Read the records below and copy each line that contains "Lines".

----

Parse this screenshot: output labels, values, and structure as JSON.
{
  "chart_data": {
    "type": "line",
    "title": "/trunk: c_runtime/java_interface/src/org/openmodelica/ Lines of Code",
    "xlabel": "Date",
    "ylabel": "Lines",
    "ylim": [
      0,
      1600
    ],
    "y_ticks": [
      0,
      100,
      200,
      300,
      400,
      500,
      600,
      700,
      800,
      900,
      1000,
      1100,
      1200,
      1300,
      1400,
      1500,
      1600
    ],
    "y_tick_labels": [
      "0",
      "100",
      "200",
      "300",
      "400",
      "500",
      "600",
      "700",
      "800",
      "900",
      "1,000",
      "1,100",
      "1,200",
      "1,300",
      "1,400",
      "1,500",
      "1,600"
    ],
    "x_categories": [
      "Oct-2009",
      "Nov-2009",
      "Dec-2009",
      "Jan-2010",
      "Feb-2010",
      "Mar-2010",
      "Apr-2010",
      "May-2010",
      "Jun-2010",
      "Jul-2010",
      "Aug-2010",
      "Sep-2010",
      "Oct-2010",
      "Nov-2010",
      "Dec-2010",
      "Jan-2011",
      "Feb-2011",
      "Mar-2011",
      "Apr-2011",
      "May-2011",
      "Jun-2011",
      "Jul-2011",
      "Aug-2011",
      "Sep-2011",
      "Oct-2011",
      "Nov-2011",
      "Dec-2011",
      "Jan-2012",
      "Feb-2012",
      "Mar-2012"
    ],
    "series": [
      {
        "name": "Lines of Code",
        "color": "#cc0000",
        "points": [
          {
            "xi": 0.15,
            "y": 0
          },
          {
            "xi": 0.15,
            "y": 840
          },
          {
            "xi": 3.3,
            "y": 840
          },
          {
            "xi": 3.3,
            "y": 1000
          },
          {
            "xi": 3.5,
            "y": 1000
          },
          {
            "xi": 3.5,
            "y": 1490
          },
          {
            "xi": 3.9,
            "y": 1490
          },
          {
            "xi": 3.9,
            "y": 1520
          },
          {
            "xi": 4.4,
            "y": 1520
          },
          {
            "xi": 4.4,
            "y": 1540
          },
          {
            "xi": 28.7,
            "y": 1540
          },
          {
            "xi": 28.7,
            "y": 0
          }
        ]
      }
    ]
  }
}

----

» **The answer**:
    "title": "/trunk: c_runtime/java_interface/src/org/openmodelica/ Lines of Code",
    "ylabel": "Lines",
        "name": "Lines of Code",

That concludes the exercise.